• ENTRIES PROVIDED
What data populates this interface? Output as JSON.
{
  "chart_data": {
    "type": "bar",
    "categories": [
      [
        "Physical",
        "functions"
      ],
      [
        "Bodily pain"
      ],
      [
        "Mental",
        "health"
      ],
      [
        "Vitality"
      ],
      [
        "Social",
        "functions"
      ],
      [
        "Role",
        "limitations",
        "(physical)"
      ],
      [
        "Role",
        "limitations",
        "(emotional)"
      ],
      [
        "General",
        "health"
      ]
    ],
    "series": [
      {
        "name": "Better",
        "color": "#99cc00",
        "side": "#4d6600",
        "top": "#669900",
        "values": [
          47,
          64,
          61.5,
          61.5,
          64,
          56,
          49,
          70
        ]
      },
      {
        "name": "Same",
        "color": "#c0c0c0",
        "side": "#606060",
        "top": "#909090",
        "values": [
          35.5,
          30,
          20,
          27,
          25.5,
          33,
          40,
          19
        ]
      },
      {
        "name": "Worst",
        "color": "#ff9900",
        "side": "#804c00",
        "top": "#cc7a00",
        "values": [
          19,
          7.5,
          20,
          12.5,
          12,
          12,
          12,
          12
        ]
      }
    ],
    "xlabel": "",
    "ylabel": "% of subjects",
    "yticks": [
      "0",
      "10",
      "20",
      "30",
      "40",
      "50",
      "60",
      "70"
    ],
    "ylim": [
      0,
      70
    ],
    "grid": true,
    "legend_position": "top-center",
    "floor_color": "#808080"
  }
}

• WHAT IS NEEDED
Transcribe the data above in full, exactly.

• RESPONSE TO THE EXERCISE
What data populates this interface? Output as JSON.
{
  "chart_data": {
    "type": "bar",
    "categories": [
      [
        "Physical",
        "functions"
      ],
      [
        "Bodily pain"
      ],
      [
        "Mental",
        "health"
      ],
      [
        "Vitality"
      ],
      [
        "Social",
        "functions"
      ],
      [
        "Role",
        "limitations",
        "(physical)"
      ],
      [
        "Role",
        "limitations",
        "(emotional)"
      ],
      [
        "General",
        "health"
      ]
    ],
    "series": [
      {
        "name": "Better",
        "color": "#99cc00",
        "side": "#4d6600",
        "top": "#669900",
        "values": [
          47,
          64,
          61.5,
          61.5,
          64,
          56,
          49,
          70
        ]
      },
      {
        "name": "Same",
        "color": "#c0c0c0",
        "side": "#606060",
        "top": "#909090",
        "values": [
          35.5,
          30,
          20,
          27,
          25.5,
          33,
          40,
          19
        ]
      },
      {
        "name": "Worst",
        "color": "#ff9900",
        "side": "#804c00",
        "top": "#cc7a00",
        "values": [
          19,
          7.5,
          20,
          12.5,
          12,
          12,
          12,
          12
        ]
      }
    ],
    "xlabel": "",
    "ylabel": "% of subjects",
    "yticks": [
      "0",
      "10",
      "20",
      "30",
      "40",
      "50",
      "60",
      "70"
    ],
    "ylim": [
      0,
      70
    ],
    "grid": true,
    "legend_position": "top-center",
    "floor_color": "#808080"
  }
}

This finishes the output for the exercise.